:: Data for this task
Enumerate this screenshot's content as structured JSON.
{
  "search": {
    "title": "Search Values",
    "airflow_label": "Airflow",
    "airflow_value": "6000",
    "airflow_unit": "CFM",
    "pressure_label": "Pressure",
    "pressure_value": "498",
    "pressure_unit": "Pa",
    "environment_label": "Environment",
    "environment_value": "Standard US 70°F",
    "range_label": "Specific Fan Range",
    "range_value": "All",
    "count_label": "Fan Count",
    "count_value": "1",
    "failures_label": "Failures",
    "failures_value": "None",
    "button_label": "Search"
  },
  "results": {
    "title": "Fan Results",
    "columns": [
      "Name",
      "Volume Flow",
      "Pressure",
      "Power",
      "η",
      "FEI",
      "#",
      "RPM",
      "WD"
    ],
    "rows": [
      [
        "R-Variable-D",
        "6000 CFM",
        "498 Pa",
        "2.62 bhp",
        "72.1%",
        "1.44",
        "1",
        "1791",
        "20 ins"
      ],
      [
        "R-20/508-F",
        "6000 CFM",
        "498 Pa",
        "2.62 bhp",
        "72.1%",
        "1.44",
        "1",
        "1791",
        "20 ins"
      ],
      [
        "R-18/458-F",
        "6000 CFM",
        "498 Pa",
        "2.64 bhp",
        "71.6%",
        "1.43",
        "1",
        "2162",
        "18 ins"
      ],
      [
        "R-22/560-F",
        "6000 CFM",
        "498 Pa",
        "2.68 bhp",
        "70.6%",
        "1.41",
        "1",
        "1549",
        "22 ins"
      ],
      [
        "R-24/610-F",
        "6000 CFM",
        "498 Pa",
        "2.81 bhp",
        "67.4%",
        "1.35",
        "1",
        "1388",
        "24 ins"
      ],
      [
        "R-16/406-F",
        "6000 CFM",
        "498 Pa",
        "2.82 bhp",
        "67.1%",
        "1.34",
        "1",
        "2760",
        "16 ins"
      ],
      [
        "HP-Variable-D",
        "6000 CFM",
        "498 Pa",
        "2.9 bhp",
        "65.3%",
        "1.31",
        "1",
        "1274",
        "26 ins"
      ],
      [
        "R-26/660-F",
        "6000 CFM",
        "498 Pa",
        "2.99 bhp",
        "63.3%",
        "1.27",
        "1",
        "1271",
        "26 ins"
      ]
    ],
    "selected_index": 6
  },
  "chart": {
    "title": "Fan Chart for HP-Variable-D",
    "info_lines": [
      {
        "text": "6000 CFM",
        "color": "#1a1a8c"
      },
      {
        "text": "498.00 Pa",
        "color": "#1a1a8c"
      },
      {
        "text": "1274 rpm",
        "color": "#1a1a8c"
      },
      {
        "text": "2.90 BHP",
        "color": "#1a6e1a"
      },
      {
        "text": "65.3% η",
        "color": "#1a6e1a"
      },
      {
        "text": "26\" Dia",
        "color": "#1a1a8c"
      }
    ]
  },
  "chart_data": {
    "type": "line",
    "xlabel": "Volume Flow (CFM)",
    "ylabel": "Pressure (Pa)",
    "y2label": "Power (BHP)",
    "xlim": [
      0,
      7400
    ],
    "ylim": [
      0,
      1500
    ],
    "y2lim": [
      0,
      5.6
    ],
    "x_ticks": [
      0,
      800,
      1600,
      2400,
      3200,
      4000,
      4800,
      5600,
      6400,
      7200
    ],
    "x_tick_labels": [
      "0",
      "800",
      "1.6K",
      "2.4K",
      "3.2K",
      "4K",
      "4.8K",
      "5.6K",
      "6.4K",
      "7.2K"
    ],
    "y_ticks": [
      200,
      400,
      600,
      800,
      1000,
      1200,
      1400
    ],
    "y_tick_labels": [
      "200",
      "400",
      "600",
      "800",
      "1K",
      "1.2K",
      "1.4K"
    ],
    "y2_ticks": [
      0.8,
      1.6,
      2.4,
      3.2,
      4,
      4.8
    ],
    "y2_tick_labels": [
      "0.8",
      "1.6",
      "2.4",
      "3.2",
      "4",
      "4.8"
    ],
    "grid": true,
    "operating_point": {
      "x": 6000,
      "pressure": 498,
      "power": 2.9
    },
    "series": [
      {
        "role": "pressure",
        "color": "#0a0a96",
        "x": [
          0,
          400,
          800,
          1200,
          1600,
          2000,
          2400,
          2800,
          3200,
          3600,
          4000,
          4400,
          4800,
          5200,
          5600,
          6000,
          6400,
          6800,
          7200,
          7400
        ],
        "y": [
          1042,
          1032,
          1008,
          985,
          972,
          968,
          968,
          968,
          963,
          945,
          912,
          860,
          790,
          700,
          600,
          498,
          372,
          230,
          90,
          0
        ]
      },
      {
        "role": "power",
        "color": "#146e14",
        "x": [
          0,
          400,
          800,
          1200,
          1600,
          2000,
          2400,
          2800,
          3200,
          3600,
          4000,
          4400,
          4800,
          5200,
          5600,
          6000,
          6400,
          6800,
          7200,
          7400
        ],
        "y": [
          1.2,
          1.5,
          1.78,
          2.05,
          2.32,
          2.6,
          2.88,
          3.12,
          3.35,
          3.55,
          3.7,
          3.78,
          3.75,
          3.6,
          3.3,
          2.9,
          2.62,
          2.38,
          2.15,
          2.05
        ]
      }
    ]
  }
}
::::
● **Problem requirements**: Take the entries above and copy them out exactly.

● **Answer below**:
Enumerate this screenshot's content as structured JSON.
{
  "search": {
    "title": "Search Values",
    "airflow_label": "Airflow",
    "airflow_value": "6000",
    "airflow_unit": "CFM",
    "pressure_label": "Pressure",
    "pressure_value": "498",
    "pressure_unit": "Pa",
    "environment_label": "Environment",
    "environment_value": "Standard US 70°F",
    "range_label": "Specific Fan Range",
    "range_value": "All",
    "count_label": "Fan Count",
    "count_value": "1",
    "failures_label": "Failures",
    "failures_value": "None",
    "button_label": "Search"
  },
  "results": {
    "title": "Fan Results",
    "columns": [
      "Name",
      "Volume Flow",
      "Pressure",
      "Power",
      "η",
      "FEI",
      "#",
      "RPM",
      "WD"
    ],
    "rows": [
      [
        "R-Variable-D",
        "6000 CFM",
        "498 Pa",
        "2.62 bhp",
        "72.1%",
        "1.44",
        "1",
        "1791",
        "20 ins"
      ],
      [
        "R-20/508-F",
        "6000 CFM",
        "498 Pa",
        "2.62 bhp",
        "72.1%",
        "1.44",
        "1",
        "1791",
        "20 ins"
      ],
      [
        "R-18/458-F",
        "6000 CFM",
        "498 Pa",
        "2.64 bhp",
        "71.6%",
        "1.43",
        "1",
        "2162",
        "18 ins"
      ],
      [
        "R-22/560-F",
        "6000 CFM",
        "498 Pa",
        "2.68 bhp",
        "70.6%",
        "1.41",
        "1",
        "1549",
        "22 ins"
      ],
      [
        "R-24/610-F",
        "6000 CFM",
        "498 Pa",
        "2.81 bhp",
        "67.4%",
        "1.35",
        "1",
        "1388",
        "24 ins"
      ],
      [
        "R-16/406-F",
        "6000 CFM",
        "498 Pa",
        "2.82 bhp",
        "67.1%",
        "1.34",
        "1",
        "2760",
        "16 ins"
      ],
      [
        "HP-Variable-D",
        "6000 CFM",
        "498 Pa",
        "2.9 bhp",
        "65.3%",
        "1.31",
        "1",
        "1274",
        "26 ins"
      ],
      [
        "R-26/660-F",
        "6000 CFM",
        "498 Pa",
        "2.99 bhp",
        "63.3%",
        "1.27",
        "1",
        "1271",
        "26 ins"
      ]
    ],
    "selected_index": 6
  },
  "chart": {
    "title": "Fan Chart for HP-Variable-D",
    "info_lines": [
      {
        "text": "6000 CFM",
        "color": "#1a1a8c"
      },
      {
        "text": "498.00 Pa",
        "color": "#1a1a8c"
      },
      {
        "text": "1274 rpm",
        "color": "#1a1a8c"
      },
      {
        "text": "2.90 BHP",
        "color": "#1a6e1a"
      },
      {
        "text": "65.3% η",
        "color": "#1a6e1a"
      },
      {
        "text": "26\" Dia",
        "color": "#1a1a8c"
      }
    ]
  },
  "chart_data": {
    "type": "line",
    "xlabel": "Volume Flow (CFM)",
    "ylabel": "Pressure (Pa)",
    "y2label": "Power (BHP)",
    "xlim": [
      0,
      7400
    ],
    "ylim": [
      0,
      1500
    ],
    "y2lim": [
      0,
      5.6
    ],
    "x_ticks": [
      0,
      800,
      1600,
      2400,
      3200,
      4000,
      4800,
      5600,
      6400,
      7200
    ],
    "x_tick_labels": [
      "0",
      "800",
      "1.6K",
      "2.4K",
      "3.2K",
      "4K",
      "4.8K",
      "5.6K",
      "6.4K",
      "7.2K"
    ],
    "y_ticks": [
      200,
      400,
      600,
      800,
      1000,
      1200,
      1400
    ],
    "y_tick_labels": [
      "200",
      "400",
      "600",
      "800",
      "1K",
      "1.2K",
      "1.4K"
    ],
    "y2_ticks": [
      0.8,
      1.6,
      2.4,
      3.2,
      4,
      4.8
    ],
    "y2_tick_labels": [
      "0.8",
      "1.6",
      "2.4",
      "3.2",
      "4",
      "4.8"
    ],
    "grid": true,
    "operating_point": {
      "x": 6000,
      "pressure": 498,
      "power": 2.9
    },
    "series": [
      {
        "role": "pressure",
        "color": "#0a0a96",
        "x": [
          0,
          400,
          800,
          1200,
          1600,
          2000,
          2400,
          2800,
          3200,
          3600,
          4000,
          4400,
          4800,
          5200,
          5600,
          6000,
          6400,
          6800,
          7200,
          7400
        ],
        "y": [
          1042,
          1032,
          1008,
          985,
          972,
          968,
          968,
          968,
          963,
          945,
          912,
          860,
          790,
          700,
          600,
          498,
          372,
          230,
          90,
          0
        ]
      },
      {
        "role": "power",
        "color": "#146e14",
        "x": [
          0,
          400,
          800,
          1200,
          1600,
          2000,
          2400,
          2800,
          3200,
          3600,
          4000,
          4400,
          4800,
          5200,
          5600,
          6000,
          6400,
          6800,
          7200,
          7400
        ],
        "y": [
          1.2,
          1.5,
          1.78,
          2.05,
          2.32,
          2.6,
          2.88,
          3.12,
          3.35,
          3.55,
          3.7,
          3.78,
          3.75,
          3.6,
          3.3,
          2.9,
          2.62,
          2.38,
          2.15,
          2.05
        ]
      }
    ]
  }
}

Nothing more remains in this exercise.